**DATA FOR PROCESSING**.
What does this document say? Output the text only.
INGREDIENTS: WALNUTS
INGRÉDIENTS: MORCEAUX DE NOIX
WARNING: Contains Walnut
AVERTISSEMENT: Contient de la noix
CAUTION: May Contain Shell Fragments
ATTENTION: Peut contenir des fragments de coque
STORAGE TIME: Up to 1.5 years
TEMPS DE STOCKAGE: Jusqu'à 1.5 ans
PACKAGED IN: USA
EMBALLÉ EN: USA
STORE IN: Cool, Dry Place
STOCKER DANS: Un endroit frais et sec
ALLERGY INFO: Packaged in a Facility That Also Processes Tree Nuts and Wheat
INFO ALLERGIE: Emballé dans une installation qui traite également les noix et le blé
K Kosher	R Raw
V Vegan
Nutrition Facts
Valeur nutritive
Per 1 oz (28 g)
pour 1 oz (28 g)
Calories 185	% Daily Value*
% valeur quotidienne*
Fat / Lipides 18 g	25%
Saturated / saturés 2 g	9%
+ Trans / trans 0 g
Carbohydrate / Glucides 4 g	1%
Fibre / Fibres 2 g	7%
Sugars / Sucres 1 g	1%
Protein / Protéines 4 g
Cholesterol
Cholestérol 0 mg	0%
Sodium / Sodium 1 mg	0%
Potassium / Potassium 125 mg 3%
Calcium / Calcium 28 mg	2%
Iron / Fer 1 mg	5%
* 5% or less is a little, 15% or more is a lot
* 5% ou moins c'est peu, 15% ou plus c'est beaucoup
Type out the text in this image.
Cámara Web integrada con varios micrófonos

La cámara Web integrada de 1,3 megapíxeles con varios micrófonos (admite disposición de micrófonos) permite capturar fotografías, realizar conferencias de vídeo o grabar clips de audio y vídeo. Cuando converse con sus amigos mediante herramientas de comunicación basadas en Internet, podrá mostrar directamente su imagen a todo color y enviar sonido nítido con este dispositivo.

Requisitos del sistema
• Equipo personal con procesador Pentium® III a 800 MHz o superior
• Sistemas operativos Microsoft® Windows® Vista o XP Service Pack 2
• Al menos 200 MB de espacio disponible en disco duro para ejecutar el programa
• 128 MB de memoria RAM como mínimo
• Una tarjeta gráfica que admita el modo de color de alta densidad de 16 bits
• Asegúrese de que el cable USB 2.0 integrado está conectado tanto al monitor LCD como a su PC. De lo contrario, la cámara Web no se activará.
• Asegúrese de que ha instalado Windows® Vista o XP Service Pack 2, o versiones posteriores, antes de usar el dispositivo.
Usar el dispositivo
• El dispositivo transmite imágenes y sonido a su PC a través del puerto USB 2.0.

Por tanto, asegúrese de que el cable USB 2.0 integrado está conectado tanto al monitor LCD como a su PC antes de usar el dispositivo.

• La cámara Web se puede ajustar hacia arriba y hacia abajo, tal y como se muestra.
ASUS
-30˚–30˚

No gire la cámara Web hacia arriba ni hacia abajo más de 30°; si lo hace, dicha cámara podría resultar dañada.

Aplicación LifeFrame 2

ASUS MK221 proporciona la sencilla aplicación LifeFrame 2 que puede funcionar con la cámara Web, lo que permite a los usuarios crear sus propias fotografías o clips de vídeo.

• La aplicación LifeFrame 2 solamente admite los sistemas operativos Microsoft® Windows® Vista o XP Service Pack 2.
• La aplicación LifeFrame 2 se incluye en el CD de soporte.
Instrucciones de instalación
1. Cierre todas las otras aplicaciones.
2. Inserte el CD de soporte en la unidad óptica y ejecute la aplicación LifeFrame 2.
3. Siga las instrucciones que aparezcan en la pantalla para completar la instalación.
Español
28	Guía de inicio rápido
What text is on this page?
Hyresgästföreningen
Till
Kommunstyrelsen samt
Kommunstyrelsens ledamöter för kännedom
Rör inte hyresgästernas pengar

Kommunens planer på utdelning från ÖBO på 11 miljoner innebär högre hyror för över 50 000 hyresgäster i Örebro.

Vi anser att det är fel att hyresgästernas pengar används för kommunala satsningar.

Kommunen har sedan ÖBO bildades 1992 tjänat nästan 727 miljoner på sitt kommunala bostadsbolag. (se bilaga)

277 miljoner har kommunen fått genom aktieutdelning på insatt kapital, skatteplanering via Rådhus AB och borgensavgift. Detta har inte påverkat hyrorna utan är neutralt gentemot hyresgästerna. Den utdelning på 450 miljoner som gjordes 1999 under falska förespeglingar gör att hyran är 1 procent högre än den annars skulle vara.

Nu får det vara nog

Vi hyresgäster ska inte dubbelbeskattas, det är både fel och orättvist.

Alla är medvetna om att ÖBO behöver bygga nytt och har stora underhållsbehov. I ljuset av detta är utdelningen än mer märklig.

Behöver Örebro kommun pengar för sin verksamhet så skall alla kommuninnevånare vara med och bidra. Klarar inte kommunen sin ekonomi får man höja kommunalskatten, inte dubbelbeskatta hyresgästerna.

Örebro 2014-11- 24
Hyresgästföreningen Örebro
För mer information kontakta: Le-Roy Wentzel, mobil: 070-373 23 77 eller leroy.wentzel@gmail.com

**EXERCISE DIRECTIONS**. All of the material above needs to be retyped word for word.

**REPLY TO THE EXERCISE**.
What does this document say? Output the text only.
INGREDIENTS: WALNUTS
INGRÉDIENTS: MORCEAUX DE NOIX
WARNING: Contains Walnut
AVERTISSEMENT: Contient de la noix
CAUTION: May Contain Shell Fragments
ATTENTION: Peut contenir des fragments de coque
STORAGE TIME: Up to 1.5 years
TEMPS DE STOCKAGE: Jusqu'à 1.5 ans
PACKAGED IN: USA
EMBALLÉ EN: USA
STORE IN: Cool, Dry Place
STOCKER DANS: Un endroit frais et sec
ALLERGY INFO: Packaged in a Facility That Also Processes Tree Nuts and Wheat
INFO ALLERGIE: Emballé dans une installation qui traite également les noix et le blé
K Kosher	R Raw
V Vegan
Nutrition Facts
Valeur nutritive
Per 1 oz (28 g)
pour 1 oz (28 g)
Calories 185	% Daily Value*
% valeur quotidienne*
Fat / Lipides 18 g	25%
Saturated / saturés 2 g	9%
+ Trans / trans 0 g
Carbohydrate / Glucides 4 g	1%
Fibre / Fibres 2 g	7%
Sugars / Sucres 1 g	1%
Protein / Protéines 4 g
Cholesterol
Cholestérol 0 mg	0%
Sodium / Sodium 1 mg	0%
Potassium / Potassium 125 mg 3%
Calcium / Calcium 28 mg	2%
Iron / Fer 1 mg	5%
* 5% or less is a little, 15% or more is a lot
* 5% ou moins c'est peu, 15% ou plus c'est beaucoup
Type out the text in this image.
Cámara Web integrada con varios micrófonos

La cámara Web integrada de 1,3 megapíxeles con varios micrófonos (admite disposición de micrófonos) permite capturar fotografías, realizar conferencias de vídeo o grabar clips de audio y vídeo. Cuando converse con sus amigos mediante herramientas de comunicación basadas en Internet, podrá mostrar directamente su imagen a todo color y enviar sonido nítido con este dispositivo.

Requisitos del sistema
• Equipo personal con procesador Pentium® III a 800 MHz o superior
• Sistemas operativos Microsoft® Windows® Vista o XP Service Pack 2
• Al menos 200 MB de espacio disponible en disco duro para ejecutar el programa
• 128 MB de memoria RAM como mínimo
• Una tarjeta gráfica que admita el modo de color de alta densidad de 16 bits
• Asegúrese de que el cable USB 2.0 integrado está conectado tanto al monitor LCD como a su PC. De lo contrario, la cámara Web no se activará.
• Asegúrese de que ha instalado Windows® Vista o XP Service Pack 2, o versiones posteriores, antes de usar el dispositivo.
Usar el dispositivo
• El dispositivo transmite imágenes y sonido a su PC a través del puerto USB 2.0.

Por tanto, asegúrese de que el cable USB 2.0 integrado está conectado tanto al monitor LCD como a su PC antes de usar el dispositivo.

• La cámara Web se puede ajustar hacia arriba y hacia abajo, tal y como se muestra.
ASUS
-30˚–30˚

No gire la cámara Web hacia arriba ni hacia abajo más de 30°; si lo hace, dicha cámara podría resultar dañada.

Aplicación LifeFrame 2

ASUS MK221 proporciona la sencilla aplicación LifeFrame 2 que puede funcionar con la cámara Web, lo que permite a los usuarios crear sus propias fotografías o clips de vídeo.

• La aplicación LifeFrame 2 solamente admite los sistemas operativos Microsoft® Windows® Vista o XP Service Pack 2.
• La aplicación LifeFrame 2 se incluye en el CD de soporte.
Instrucciones de instalación
1. Cierre todas las otras aplicaciones.
2. Inserte el CD de soporte en la unidad óptica y ejecute la aplicación LifeFrame 2.
3. Siga las instrucciones que aparezcan en la pantalla para completar la instalación.
Español
28	Guía de inicio rápido
What text is on this page?
Hyresgästföreningen
Till
Kommunstyrelsen samt
Kommunstyrelsens ledamöter för kännedom
Rör inte hyresgästernas pengar

Kommunens planer på utdelning från ÖBO på 11 miljoner innebär högre hyror för över 50 000 hyresgäster i Örebro.

Vi anser att det är fel att hyresgästernas pengar används för kommunala satsningar.

Kommunen har sedan ÖBO bildades 1992 tjänat nästan 727 miljoner på sitt kommunala bostadsbolag. (se bilaga)

277 miljoner har kommunen fått genom aktieutdelning på insatt kapital, skatteplanering via Rådhus AB och borgensavgift. Detta har inte påverkat hyrorna utan är neutralt gentemot hyresgästerna. Den utdelning på 450 miljoner som gjordes 1999 under falska förespeglingar gör att hyran är 1 procent högre än den annars skulle vara.

Nu får det vara nog

Vi hyresgäster ska inte dubbelbeskattas, det är både fel och orättvist.

Alla är medvetna om att ÖBO behöver bygga nytt och har stora underhållsbehov. I ljuset av detta är utdelningen än mer märklig.

Behöver Örebro kommun pengar för sin verksamhet så skall alla kommuninnevånare vara med och bidra. Klarar inte kommunen sin ekonomi får man höja kommunalskatten, inte dubbelbeskatta hyresgästerna.

Örebro 2014-11- 24
Hyresgästföreningen Örebro
För mer information kontakta: Le-Roy Wentzel, mobil: 070-373 23 77 eller leroy.wentzel@gmail.com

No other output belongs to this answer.